- [Records supplied]
○ ○ ○ ○ ○ ○ ○

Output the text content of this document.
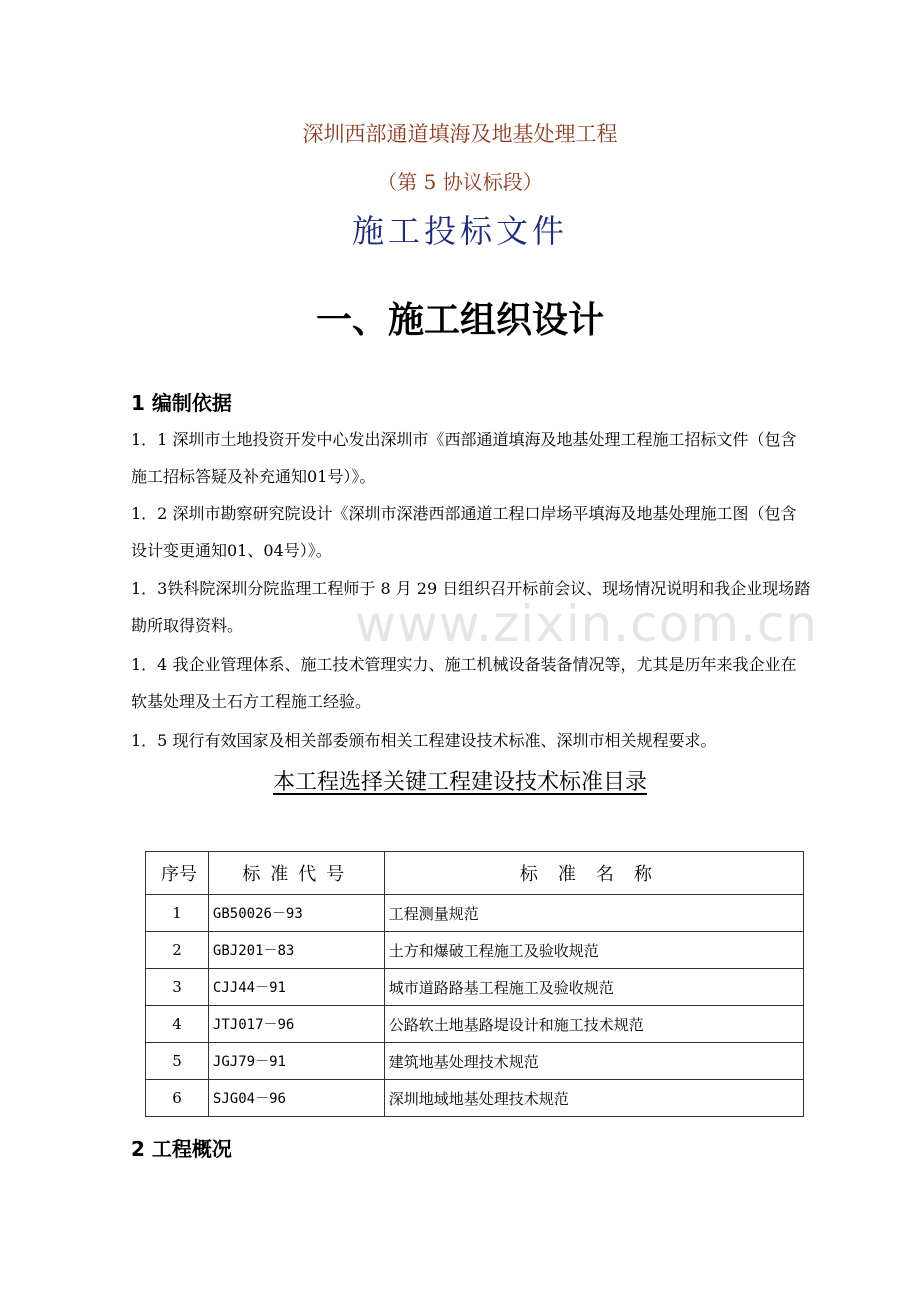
深圳西部通道填海及地基处理工程
（第 5 协议标段）
施工投标文件
一、施工组织设计
1 编制依据
1．1 深圳市土地投资开发中心发出深圳市《西部通道填海及地基处理工程施工招标文件（包含施工招标答疑及补充通知01号）》。
1．2 深圳市勘察研究院设计《深圳市深港西部通道工程口岸场平填海及地基处理施工图（包含设计变更通知01、04号）》。
1．3铁科院深圳分院监理工程师于 8 月 29 日组织召开标前会议、现场情况说明和我企业现场踏勘所取得资料。
1．4 我企业管理体系、施工技术管理实力、施工机械设备装备情况等，尤其是历年来我企业在软基处理及土石方工程施工经验。
1．5 现行有效国家及相关部委颁布相关工程建设技术标准、深圳市相关规程要求。
www.zixin.com.cn
本工程选择关键工程建设技术标准目录
序号	标准代号	标准名称
1	GB50026－93	工程测量规范
2	GBJ201－83	土方和爆破工程施工及验收规范
3	CJJ44－91	城市道路路基工程施工及验收规范
4	JTJ017－96	公路软土地基路堤设计和施工技术规范
5	JGJ79－91	建筑地基处理技术规范
6	SJG04－96	深圳地域地基处理技术规范
2 工程概况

○ ○ ○ ○ ○ ○ ○

- [Exercise task] The entries above should be reproduced exactly, without their pictures.

- [Written reply]
Output the text content of this document.
深圳西部通道填海及地基处理工程
（第 5 协议标段）
施工投标文件
一、施工组织设计
1 编制依据
1．1 深圳市土地投资开发中心发出深圳市《西部通道填海及地基处理工程施工招标文件（包含施工招标答疑及补充通知01号）》。
1．2 深圳市勘察研究院设计《深圳市深港西部通道工程口岸场平填海及地基处理施工图（包含设计变更通知01、04号）》。
1．3铁科院深圳分院监理工程师于 8 月 29 日组织召开标前会议、现场情况说明和我企业现场踏勘所取得资料。
1．4 我企业管理体系、施工技术管理实力、施工机械设备装备情况等，尤其是历年来我企业在软基处理及土石方工程施工经验。
1．5 现行有效国家及相关部委颁布相关工程建设技术标准、深圳市相关规程要求。
www.zixin.com.cn
本工程选择关键工程建设技术标准目录
序号	标准代号	标准名称
1	GB50026－93	工程测量规范
2	GBJ201－83	土方和爆破工程施工及验收规范
3	CJJ44－91	城市道路路基工程施工及验收规范
4	JTJ017－96	公路软土地基路堤设计和施工技术规范
5	JGJ79－91	建筑地基处理技术规范
6	SJG04－96	深圳地域地基处理技术规范
2 工程概况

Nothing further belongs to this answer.